— begin GIVEN DATA —
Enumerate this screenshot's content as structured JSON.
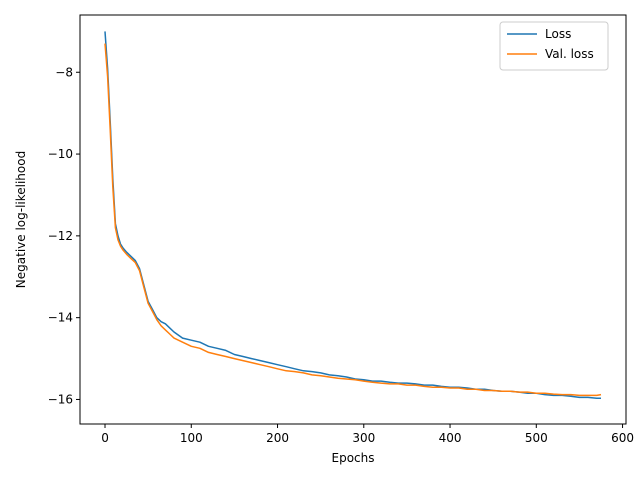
{
  "chart_data": {
    "type": "line",
    "title": "",
    "xlabel": "Epochs",
    "ylabel": "Negative log-likelihood",
    "xlim": [
      -29,
      604
    ],
    "ylim": [
      -16.6,
      -6.6
    ],
    "xticks": [
      0,
      100,
      200,
      300,
      400,
      500,
      600
    ],
    "yticks": [
      -8,
      -10,
      -12,
      -14,
      -16
    ],
    "grid": false,
    "legend_position": "top-right",
    "series": [
      {
        "name": "Loss",
        "color": "#1f77b4",
        "x": [
          0,
          3,
          6,
          9,
          12,
          15,
          18,
          21,
          25,
          30,
          35,
          40,
          45,
          50,
          55,
          60,
          65,
          70,
          75,
          80,
          90,
          100,
          110,
          120,
          130,
          140,
          150,
          160,
          170,
          180,
          190,
          200,
          210,
          220,
          230,
          240,
          250,
          260,
          270,
          280,
          290,
          300,
          310,
          320,
          330,
          340,
          350,
          360,
          370,
          380,
          390,
          400,
          410,
          420,
          430,
          440,
          450,
          460,
          470,
          480,
          490,
          500,
          510,
          520,
          530,
          540,
          550,
          560,
          570,
          575
        ],
        "y": [
          -7.0,
          -7.9,
          -9.2,
          -10.6,
          -11.7,
          -12.0,
          -12.2,
          -12.3,
          -12.4,
          -12.5,
          -12.6,
          -12.8,
          -13.2,
          -13.6,
          -13.8,
          -14.0,
          -14.1,
          -14.15,
          -14.25,
          -14.35,
          -14.5,
          -14.55,
          -14.6,
          -14.7,
          -14.75,
          -14.8,
          -14.9,
          -14.95,
          -15.0,
          -15.05,
          -15.1,
          -15.15,
          -15.2,
          -15.25,
          -15.3,
          -15.32,
          -15.35,
          -15.4,
          -15.42,
          -15.45,
          -15.5,
          -15.52,
          -15.55,
          -15.55,
          -15.58,
          -15.6,
          -15.6,
          -15.62,
          -15.65,
          -15.65,
          -15.68,
          -15.7,
          -15.7,
          -15.72,
          -15.75,
          -15.75,
          -15.78,
          -15.8,
          -15.8,
          -15.82,
          -15.85,
          -15.85,
          -15.88,
          -15.9,
          -15.9,
          -15.92,
          -15.95,
          -15.95,
          -15.97,
          -15.97
        ]
      },
      {
        "name": "Val. loss",
        "color": "#ff7f0e",
        "x": [
          0,
          3,
          6,
          9,
          12,
          15,
          18,
          21,
          25,
          30,
          35,
          40,
          45,
          50,
          55,
          60,
          65,
          70,
          75,
          80,
          90,
          100,
          110,
          120,
          130,
          140,
          150,
          160,
          170,
          180,
          190,
          200,
          210,
          220,
          230,
          240,
          250,
          260,
          270,
          280,
          290,
          300,
          310,
          320,
          330,
          340,
          350,
          360,
          370,
          380,
          390,
          400,
          410,
          420,
          430,
          440,
          450,
          460,
          470,
          480,
          490,
          500,
          510,
          520,
          530,
          540,
          550,
          560,
          570,
          575
        ],
        "y": [
          -7.3,
          -8.1,
          -9.4,
          -10.8,
          -11.8,
          -12.1,
          -12.25,
          -12.35,
          -12.45,
          -12.55,
          -12.65,
          -12.85,
          -13.25,
          -13.65,
          -13.85,
          -14.05,
          -14.2,
          -14.3,
          -14.4,
          -14.5,
          -14.6,
          -14.7,
          -14.75,
          -14.85,
          -14.9,
          -14.95,
          -15.0,
          -15.05,
          -15.1,
          -15.15,
          -15.2,
          -15.25,
          -15.3,
          -15.32,
          -15.35,
          -15.4,
          -15.42,
          -15.45,
          -15.48,
          -15.5,
          -15.52,
          -15.55,
          -15.58,
          -15.6,
          -15.62,
          -15.62,
          -15.65,
          -15.65,
          -15.68,
          -15.7,
          -15.7,
          -15.72,
          -15.72,
          -15.75,
          -15.75,
          -15.78,
          -15.78,
          -15.8,
          -15.8,
          -15.82,
          -15.82,
          -15.85,
          -15.85,
          -15.87,
          -15.88,
          -15.88,
          -15.9,
          -15.9,
          -15.9,
          -15.88
        ]
      }
    ]
  }
}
— end GIVEN DATA —
* _PROBLEM_
Take the listing above and print it exactly, apart from the pictures.

* _OUTPUT FOR THIS TASK_
Enumerate this screenshot's content as structured JSON.
{
  "chart_data": {
    "type": "line",
    "title": "",
    "xlabel": "Epochs",
    "ylabel": "Negative log-likelihood",
    "xlim": [
      -29,
      604
    ],
    "ylim": [
      -16.6,
      -6.6
    ],
    "xticks": [
      0,
      100,
      200,
      300,
      400,
      500,
      600
    ],
    "yticks": [
      -8,
      -10,
      -12,
      -14,
      -16
    ],
    "grid": false,
    "legend_position": "top-right",
    "series": [
      {
        "name": "Loss",
        "color": "#1f77b4",
        "x": [
          0,
          3,
          6,
          9,
          12,
          15,
          18,
          21,
          25,
          30,
          35,
          40,
          45,
          50,
          55,
          60,
          65,
          70,
          75,
          80,
          90,
          100,
          110,
          120,
          130,
          140,
          150,
          160,
          170,
          180,
          190,
          200,
          210,
          220,
          230,
          240,
          250,
          260,
          270,
          280,
          290,
          300,
          310,
          320,
          330,
          340,
          350,
          360,
          370,
          380,
          390,
          400,
          410,
          420,
          430,
          440,
          450,
          460,
          470,
          480,
          490,
          500,
          510,
          520,
          530,
          540,
          550,
          560,
          570,
          575
        ],
        "y": [
          -7.0,
          -7.9,
          -9.2,
          -10.6,
          -11.7,
          -12.0,
          -12.2,
          -12.3,
          -12.4,
          -12.5,
          -12.6,
          -12.8,
          -13.2,
          -13.6,
          -13.8,
          -14.0,
          -14.1,
          -14.15,
          -14.25,
          -14.35,
          -14.5,
          -14.55,
          -14.6,
          -14.7,
          -14.75,
          -14.8,
          -14.9,
          -14.95,
          -15.0,
          -15.05,
          -15.1,
          -15.15,
          -15.2,
          -15.25,
          -15.3,
          -15.32,
          -15.35,
          -15.4,
          -15.42,
          -15.45,
          -15.5,
          -15.52,
          -15.55,
          -15.55,
          -15.58,
          -15.6,
          -15.6,
          -15.62,
          -15.65,
          -15.65,
          -15.68,
          -15.7,
          -15.7,
          -15.72,
          -15.75,
          -15.75,
          -15.78,
          -15.8,
          -15.8,
          -15.82,
          -15.85,
          -15.85,
          -15.88,
          -15.9,
          -15.9,
          -15.92,
          -15.95,
          -15.95,
          -15.97,
          -15.97
        ]
      },
      {
        "name": "Val. loss",
        "color": "#ff7f0e",
        "x": [
          0,
          3,
          6,
          9,
          12,
          15,
          18,
          21,
          25,
          30,
          35,
          40,
          45,
          50,
          55,
          60,
          65,
          70,
          75,
          80,
          90,
          100,
          110,
          120,
          130,
          140,
          150,
          160,
          170,
          180,
          190,
          200,
          210,
          220,
          230,
          240,
          250,
          260,
          270,
          280,
          290,
          300,
          310,
          320,
          330,
          340,
          350,
          360,
          370,
          380,
          390,
          400,
          410,
          420,
          430,
          440,
          450,
          460,
          470,
          480,
          490,
          500,
          510,
          520,
          530,
          540,
          550,
          560,
          570,
          575
        ],
        "y": [
          -7.3,
          -8.1,
          -9.4,
          -10.8,
          -11.8,
          -12.1,
          -12.25,
          -12.35,
          -12.45,
          -12.55,
          -12.65,
          -12.85,
          -13.25,
          -13.65,
          -13.85,
          -14.05,
          -14.2,
          -14.3,
          -14.4,
          -14.5,
          -14.6,
          -14.7,
          -14.75,
          -14.85,
          -14.9,
          -14.95,
          -15.0,
          -15.05,
          -15.1,
          -15.15,
          -15.2,
          -15.25,
          -15.3,
          -15.32,
          -15.35,
          -15.4,
          -15.42,
          -15.45,
          -15.48,
          -15.5,
          -15.52,
          -15.55,
          -15.58,
          -15.6,
          -15.62,
          -15.62,
          -15.65,
          -15.65,
          -15.68,
          -15.7,
          -15.7,
          -15.72,
          -15.72,
          -15.75,
          -15.75,
          -15.78,
          -15.78,
          -15.8,
          -15.8,
          -15.82,
          -15.82,
          -15.85,
          -15.85,
          -15.87,
          -15.88,
          -15.88,
          -15.9,
          -15.9,
          -15.9,
          -15.88
        ]
      }
    ]
  }
}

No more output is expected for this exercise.